GOAL OF THE EXERCISE — Your task is to retype each line of the data below exactly.

DATA TO PROCESS —

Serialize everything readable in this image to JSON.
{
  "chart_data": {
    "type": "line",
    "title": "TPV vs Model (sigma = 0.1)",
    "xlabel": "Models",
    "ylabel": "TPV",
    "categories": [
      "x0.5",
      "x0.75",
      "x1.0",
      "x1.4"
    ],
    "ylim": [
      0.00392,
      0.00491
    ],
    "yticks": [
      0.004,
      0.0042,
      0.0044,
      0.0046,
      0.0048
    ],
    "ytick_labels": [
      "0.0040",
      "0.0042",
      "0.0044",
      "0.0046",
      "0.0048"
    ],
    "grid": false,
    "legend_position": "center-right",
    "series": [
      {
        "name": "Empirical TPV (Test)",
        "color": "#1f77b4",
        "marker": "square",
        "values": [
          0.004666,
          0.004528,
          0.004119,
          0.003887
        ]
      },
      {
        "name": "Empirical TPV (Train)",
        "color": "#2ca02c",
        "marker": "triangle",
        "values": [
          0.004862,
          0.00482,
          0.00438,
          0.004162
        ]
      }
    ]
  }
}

THE ANSWER —
Serialize everything readable in this image to JSON.
{
  "chart_data": {
    "type": "line",
    "title": "TPV vs Model (sigma = 0.1)",
    "xlabel": "Models",
    "ylabel": "TPV",
    "categories": [
      "x0.5",
      "x0.75",
      "x1.0",
      "x1.4"
    ],
    "ylim": [
      0.00392,
      0.00491
    ],
    "yticks": [
      0.004,
      0.0042,
      0.0044,
      0.0046,
      0.0048
    ],
    "ytick_labels": [
      "0.0040",
      "0.0042",
      "0.0044",
      "0.0046",
      "0.0048"
    ],
    "grid": false,
    "legend_position": "center-right",
    "series": [
      {
        "name": "Empirical TPV (Test)",
        "color": "#1f77b4",
        "marker": "square",
        "values": [
          0.004666,
          0.004528,
          0.004119,
          0.003887
        ]
      },
      {
        "name": "Empirical TPV (Train)",
        "color": "#2ca02c",
        "marker": "triangle",
        "values": [
          0.004862,
          0.00482,
          0.00438,
          0.004162
        ]
      }
    ]
  }
}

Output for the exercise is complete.